▸ **STATED TASK**:
Extract each line bearing the word "gates".

Dataset rows
────────────────────────────────────────

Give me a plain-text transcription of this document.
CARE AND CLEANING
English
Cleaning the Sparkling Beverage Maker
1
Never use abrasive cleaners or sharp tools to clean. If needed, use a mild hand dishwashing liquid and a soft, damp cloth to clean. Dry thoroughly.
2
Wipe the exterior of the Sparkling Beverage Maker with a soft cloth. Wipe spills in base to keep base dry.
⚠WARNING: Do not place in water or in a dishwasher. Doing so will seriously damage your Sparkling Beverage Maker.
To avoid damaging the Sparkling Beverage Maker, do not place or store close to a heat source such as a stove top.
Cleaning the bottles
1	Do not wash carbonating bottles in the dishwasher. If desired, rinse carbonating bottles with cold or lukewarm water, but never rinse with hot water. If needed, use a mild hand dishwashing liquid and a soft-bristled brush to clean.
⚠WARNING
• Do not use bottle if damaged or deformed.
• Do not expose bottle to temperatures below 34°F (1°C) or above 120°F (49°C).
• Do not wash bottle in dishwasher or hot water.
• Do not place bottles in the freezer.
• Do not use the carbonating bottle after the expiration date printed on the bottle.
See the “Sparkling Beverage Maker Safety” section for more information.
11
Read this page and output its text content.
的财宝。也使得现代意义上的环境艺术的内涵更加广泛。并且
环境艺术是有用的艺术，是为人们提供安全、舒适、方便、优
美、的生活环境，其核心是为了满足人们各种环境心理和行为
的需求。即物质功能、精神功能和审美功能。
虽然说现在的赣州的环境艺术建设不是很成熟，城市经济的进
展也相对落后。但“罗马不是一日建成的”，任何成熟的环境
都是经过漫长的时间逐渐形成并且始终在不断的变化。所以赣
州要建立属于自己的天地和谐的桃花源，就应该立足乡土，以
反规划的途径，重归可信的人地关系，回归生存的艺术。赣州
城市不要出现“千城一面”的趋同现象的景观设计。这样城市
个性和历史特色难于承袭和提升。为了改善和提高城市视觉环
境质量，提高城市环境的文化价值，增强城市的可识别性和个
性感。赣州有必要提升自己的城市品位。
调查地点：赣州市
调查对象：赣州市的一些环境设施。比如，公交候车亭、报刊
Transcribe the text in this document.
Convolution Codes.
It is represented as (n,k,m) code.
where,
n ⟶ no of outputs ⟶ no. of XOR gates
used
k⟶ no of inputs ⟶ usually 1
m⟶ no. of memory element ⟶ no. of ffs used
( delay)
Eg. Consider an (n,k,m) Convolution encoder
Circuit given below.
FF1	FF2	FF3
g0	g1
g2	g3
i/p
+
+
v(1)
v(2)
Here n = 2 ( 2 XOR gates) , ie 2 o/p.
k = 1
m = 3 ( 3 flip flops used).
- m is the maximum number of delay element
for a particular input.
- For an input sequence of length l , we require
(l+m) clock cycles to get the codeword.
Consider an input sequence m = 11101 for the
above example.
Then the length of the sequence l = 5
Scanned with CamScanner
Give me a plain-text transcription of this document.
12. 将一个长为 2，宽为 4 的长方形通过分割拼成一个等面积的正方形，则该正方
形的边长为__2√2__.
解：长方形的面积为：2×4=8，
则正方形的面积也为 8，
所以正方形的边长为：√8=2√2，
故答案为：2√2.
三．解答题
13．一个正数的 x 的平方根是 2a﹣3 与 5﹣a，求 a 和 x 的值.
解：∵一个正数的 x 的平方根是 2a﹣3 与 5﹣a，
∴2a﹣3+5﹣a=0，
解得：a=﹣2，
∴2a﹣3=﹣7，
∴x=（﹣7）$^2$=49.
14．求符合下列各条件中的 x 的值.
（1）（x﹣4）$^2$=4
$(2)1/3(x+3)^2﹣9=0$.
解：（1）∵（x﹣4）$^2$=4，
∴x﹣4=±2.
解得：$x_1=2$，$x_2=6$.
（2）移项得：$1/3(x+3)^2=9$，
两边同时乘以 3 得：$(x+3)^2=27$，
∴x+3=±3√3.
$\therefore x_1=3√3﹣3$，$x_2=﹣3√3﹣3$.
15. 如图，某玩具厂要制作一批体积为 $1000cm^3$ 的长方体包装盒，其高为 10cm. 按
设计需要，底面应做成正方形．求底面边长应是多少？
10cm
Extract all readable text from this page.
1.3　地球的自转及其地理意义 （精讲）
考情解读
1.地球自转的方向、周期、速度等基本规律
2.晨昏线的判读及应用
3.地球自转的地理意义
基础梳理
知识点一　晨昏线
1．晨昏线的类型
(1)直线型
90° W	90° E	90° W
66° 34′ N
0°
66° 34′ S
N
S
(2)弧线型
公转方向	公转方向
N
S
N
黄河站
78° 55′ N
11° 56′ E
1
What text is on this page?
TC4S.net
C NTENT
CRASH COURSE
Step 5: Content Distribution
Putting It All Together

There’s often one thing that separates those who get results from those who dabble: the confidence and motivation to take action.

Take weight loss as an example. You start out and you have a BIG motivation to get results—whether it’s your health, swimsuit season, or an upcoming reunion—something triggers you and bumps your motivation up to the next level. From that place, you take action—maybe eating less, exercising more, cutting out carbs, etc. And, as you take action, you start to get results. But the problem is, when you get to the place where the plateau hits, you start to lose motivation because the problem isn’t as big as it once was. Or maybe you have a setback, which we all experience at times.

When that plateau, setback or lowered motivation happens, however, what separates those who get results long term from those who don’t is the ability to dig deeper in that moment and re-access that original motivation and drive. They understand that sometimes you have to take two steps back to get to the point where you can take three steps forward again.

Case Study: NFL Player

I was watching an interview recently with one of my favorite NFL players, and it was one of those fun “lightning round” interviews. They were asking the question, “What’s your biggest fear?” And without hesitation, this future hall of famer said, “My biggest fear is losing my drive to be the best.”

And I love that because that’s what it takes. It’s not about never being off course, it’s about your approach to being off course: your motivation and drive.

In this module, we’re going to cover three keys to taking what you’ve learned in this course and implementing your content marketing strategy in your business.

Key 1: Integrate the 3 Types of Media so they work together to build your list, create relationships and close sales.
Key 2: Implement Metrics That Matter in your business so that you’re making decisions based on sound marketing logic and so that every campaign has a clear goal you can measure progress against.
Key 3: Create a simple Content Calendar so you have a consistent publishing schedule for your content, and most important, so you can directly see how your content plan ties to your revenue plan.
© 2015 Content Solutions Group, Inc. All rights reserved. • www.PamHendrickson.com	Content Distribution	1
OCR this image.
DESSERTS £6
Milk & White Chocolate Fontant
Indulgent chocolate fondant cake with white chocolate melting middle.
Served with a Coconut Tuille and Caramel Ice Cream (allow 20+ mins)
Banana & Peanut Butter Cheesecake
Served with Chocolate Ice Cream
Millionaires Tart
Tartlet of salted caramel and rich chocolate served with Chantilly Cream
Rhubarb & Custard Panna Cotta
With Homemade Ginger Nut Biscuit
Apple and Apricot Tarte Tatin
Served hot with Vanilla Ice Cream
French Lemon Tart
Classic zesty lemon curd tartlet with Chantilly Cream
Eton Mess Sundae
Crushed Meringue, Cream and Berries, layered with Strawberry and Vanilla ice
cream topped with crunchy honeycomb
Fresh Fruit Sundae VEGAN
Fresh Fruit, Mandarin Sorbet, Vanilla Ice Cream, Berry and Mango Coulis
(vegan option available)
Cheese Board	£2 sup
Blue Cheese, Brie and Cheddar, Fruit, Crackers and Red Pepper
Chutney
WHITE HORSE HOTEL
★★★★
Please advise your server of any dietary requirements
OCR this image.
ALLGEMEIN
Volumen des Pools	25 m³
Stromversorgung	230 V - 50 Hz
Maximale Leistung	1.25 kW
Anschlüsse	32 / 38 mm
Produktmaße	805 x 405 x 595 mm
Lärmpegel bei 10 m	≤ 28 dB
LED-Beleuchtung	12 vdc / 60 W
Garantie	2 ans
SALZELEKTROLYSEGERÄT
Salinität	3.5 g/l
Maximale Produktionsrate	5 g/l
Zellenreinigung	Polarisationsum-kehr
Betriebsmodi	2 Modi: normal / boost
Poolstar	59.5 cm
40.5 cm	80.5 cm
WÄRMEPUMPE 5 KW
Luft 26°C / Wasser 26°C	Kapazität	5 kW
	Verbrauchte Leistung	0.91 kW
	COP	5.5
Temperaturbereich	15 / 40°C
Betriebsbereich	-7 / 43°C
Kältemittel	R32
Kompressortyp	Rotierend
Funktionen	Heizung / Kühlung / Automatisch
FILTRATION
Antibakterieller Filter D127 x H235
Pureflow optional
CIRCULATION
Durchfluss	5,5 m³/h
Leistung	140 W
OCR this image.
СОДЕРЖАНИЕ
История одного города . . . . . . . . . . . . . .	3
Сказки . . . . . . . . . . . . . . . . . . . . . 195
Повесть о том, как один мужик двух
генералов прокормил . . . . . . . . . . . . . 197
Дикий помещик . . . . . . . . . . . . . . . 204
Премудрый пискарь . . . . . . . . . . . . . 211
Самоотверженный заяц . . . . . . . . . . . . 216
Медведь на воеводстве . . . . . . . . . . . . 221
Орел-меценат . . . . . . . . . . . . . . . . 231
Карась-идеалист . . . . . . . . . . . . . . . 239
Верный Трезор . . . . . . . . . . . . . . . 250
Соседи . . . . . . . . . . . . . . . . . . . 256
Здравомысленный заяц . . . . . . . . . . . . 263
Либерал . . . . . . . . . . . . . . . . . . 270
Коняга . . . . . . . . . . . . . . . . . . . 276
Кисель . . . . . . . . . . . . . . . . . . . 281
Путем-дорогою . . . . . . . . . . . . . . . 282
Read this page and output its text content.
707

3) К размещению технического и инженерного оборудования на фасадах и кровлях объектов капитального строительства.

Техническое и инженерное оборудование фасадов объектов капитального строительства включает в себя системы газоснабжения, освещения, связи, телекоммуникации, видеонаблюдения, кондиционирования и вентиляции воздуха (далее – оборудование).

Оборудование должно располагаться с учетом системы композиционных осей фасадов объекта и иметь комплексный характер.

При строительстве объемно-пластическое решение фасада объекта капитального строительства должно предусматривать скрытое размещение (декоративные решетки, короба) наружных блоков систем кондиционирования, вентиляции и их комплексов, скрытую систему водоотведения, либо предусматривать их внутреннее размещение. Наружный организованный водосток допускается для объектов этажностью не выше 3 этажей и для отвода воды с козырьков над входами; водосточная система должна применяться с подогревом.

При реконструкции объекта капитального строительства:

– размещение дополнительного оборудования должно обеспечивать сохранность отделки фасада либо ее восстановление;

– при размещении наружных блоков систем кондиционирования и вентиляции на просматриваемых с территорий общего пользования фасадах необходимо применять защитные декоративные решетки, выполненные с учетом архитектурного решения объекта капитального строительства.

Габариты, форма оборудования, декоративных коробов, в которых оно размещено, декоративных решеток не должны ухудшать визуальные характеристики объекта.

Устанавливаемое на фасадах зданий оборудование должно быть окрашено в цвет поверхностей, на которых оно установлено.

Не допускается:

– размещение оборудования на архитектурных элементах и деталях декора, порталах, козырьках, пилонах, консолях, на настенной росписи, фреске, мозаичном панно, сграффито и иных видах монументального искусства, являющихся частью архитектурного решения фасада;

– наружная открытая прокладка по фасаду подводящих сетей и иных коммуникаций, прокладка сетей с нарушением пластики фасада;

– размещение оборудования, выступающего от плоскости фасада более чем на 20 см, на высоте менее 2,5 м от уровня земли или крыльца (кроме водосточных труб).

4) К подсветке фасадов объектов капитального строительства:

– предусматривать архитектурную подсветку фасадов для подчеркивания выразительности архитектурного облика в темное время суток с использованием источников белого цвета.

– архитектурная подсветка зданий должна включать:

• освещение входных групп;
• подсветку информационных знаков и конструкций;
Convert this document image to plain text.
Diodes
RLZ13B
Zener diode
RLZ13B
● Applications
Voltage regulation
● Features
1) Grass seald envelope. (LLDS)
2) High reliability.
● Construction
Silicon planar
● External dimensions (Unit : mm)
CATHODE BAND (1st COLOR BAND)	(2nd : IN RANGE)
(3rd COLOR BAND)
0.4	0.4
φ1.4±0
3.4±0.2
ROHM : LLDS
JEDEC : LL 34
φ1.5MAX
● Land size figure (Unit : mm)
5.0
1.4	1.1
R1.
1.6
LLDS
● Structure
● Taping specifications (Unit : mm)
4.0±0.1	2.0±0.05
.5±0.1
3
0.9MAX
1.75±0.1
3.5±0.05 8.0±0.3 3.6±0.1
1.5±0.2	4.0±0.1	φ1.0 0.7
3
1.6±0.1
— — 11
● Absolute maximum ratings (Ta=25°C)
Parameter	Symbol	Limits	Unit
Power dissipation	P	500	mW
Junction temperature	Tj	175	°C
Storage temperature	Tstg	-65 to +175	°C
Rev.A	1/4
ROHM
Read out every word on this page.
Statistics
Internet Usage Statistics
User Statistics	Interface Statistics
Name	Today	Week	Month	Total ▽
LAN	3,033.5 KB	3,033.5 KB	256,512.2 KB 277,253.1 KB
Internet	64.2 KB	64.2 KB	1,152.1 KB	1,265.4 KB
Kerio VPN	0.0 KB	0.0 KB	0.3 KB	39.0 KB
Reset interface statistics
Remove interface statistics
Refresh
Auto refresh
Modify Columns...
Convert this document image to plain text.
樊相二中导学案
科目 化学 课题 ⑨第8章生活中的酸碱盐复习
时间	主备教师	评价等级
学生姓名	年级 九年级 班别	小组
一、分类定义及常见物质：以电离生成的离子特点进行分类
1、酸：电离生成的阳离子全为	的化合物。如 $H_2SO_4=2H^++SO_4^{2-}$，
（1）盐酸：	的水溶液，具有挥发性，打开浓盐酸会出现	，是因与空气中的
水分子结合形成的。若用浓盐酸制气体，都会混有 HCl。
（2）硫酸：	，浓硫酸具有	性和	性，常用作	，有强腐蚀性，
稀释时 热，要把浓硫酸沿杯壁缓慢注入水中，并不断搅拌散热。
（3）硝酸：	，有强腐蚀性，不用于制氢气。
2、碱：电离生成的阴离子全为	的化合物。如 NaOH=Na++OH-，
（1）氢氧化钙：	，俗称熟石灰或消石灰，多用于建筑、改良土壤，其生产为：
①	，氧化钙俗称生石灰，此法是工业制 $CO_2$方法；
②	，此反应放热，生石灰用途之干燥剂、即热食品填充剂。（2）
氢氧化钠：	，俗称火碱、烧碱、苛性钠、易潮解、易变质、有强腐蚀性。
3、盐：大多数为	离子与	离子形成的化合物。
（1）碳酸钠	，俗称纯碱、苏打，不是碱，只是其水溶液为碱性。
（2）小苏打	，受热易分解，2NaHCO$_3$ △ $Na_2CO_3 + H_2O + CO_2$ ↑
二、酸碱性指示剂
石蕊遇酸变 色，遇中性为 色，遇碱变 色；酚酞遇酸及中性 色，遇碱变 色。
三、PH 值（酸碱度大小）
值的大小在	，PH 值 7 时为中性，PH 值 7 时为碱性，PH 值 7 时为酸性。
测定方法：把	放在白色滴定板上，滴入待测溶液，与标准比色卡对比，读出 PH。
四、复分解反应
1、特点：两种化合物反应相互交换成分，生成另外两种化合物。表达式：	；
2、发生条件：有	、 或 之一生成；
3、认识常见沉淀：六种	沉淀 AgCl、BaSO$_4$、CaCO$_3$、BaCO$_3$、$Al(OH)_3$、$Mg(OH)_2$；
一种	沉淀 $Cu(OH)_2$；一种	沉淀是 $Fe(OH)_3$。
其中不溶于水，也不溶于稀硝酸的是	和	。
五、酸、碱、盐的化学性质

────────────────────────────────────────

▸ **RESULT OF THE TASK**:
n ⟶ no of outputs ⟶ no. of XOR gates
Here n = 2 ( 2 XOR gates) , ie 2 o/p.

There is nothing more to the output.